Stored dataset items
········

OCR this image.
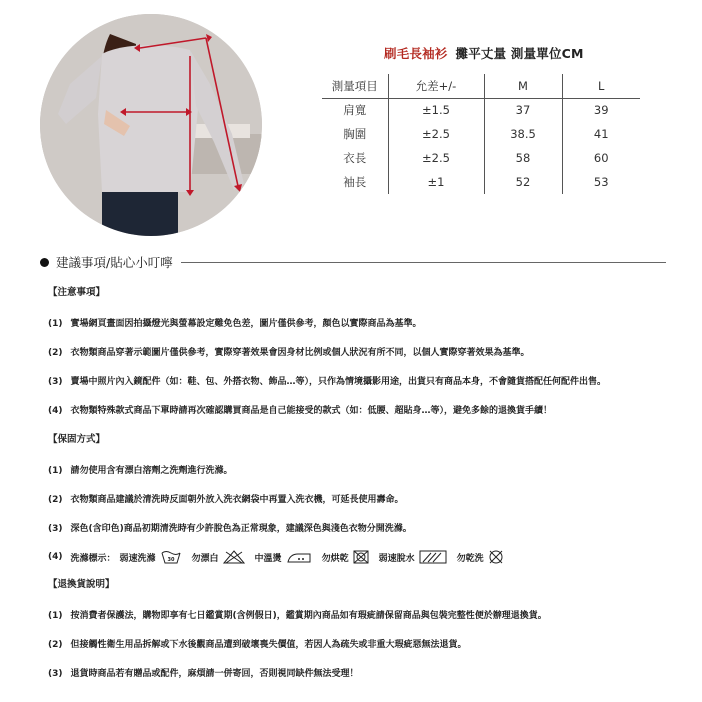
刷毛長袖衫 攤平丈量 測量單位CM
測量項目	允差+/-	M	L
肩寬	±1.5	37	39
胸圍	±2.5	38.5	41
衣長	±2.5	58	60
袖長	±1	52	53
建議事項/貼心小叮嚀
【注意事項】
(1) 實場網頁畫面因拍攝燈光與螢幕設定難免色差，圖片僅供參考，顏色以實際商品為基準。
(2) 衣物類商品穿著示範圖片僅供參考，實際穿著效果會因身材比例或個人狀況有所不同，以個人實際穿著效果為基準。
(3) 賣場中照片內入鏡配件（如：鞋、包、外搭衣物、飾品…等），只作為情境攝影用途，出貨只有商品本身，不會隨貨搭配任何配件出售。
(4) 衣物類特殊款式商品下單時請再次確認購買商品是自己能接受的款式（如：低腰、超貼身…等），避免多餘的退換貨手續！
【保固方式】
(1) 請勿使用含有漂白溶劑之洗劑進行洗滌。
(2) 衣物類商品建議於清洗時反面朝外放入洗衣網袋中再置入洗衣機，可延長使用壽命。
(3) 深色(含印色)商品初期清洗時有少許脫色為正常現象，建議深色與淺色衣物分開洗滌。
(4) 洗滌標示： 弱速洗滌 30 勿漂白	中溫燙	勿烘乾	弱速脫水	勿乾洗
【退換貨說明】
(1) 按消費者保護法，購物即享有七日鑑賞期(含例假日)，鑑賞期內商品如有瑕疵請保留商品與包裝完整性便於辦理退換貨。
(2) 但接觸性衛生用品拆解或下水後觀商品遭到破壞喪失價值，若因人為疏失或非重大瑕疵惡無法退貨。
(3) 退貨時商品若有贈品或配件，麻煩請一併寄回，否則視同缺件無法受理！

········

Exercise task:
Output an exact copy of the material, with the pictures removed.

Answer for the task:
OCR this image.
刷毛長袖衫 攤平丈量 測量單位CM
測量項目	允差+/-	M	L
肩寬	±1.5	37	39
胸圍	±2.5	38.5	41
衣長	±2.5	58	60
袖長	±1	52	53
建議事項/貼心小叮嚀
【注意事項】
(1) 實場網頁畫面因拍攝燈光與螢幕設定難免色差，圖片僅供參考，顏色以實際商品為基準。
(2) 衣物類商品穿著示範圖片僅供參考，實際穿著效果會因身材比例或個人狀況有所不同，以個人實際穿著效果為基準。
(3) 賣場中照片內入鏡配件（如：鞋、包、外搭衣物、飾品…等），只作為情境攝影用途，出貨只有商品本身，不會隨貨搭配任何配件出售。
(4) 衣物類特殊款式商品下單時請再次確認購買商品是自己能接受的款式（如：低腰、超貼身…等），避免多餘的退換貨手續！
【保固方式】
(1) 請勿使用含有漂白溶劑之洗劑進行洗滌。
(2) 衣物類商品建議於清洗時反面朝外放入洗衣網袋中再置入洗衣機，可延長使用壽命。
(3) 深色(含印色)商品初期清洗時有少許脫色為正常現象，建議深色與淺色衣物分開洗滌。
(4) 洗滌標示： 弱速洗滌 30 勿漂白	中溫燙	勿烘乾	弱速脫水	勿乾洗
【退換貨說明】
(1) 按消費者保護法，購物即享有七日鑑賞期(含例假日)，鑑賞期內商品如有瑕疵請保留商品與包裝完整性便於辦理退換貨。
(2) 但接觸性衛生用品拆解或下水後觀商品遭到破壞喪失價值，若因人為疏失或非重大瑕疵惡無法退貨。
(3) 退貨時商品若有贈品或配件，麻煩請一併寄回，否則視同缺件無法受理！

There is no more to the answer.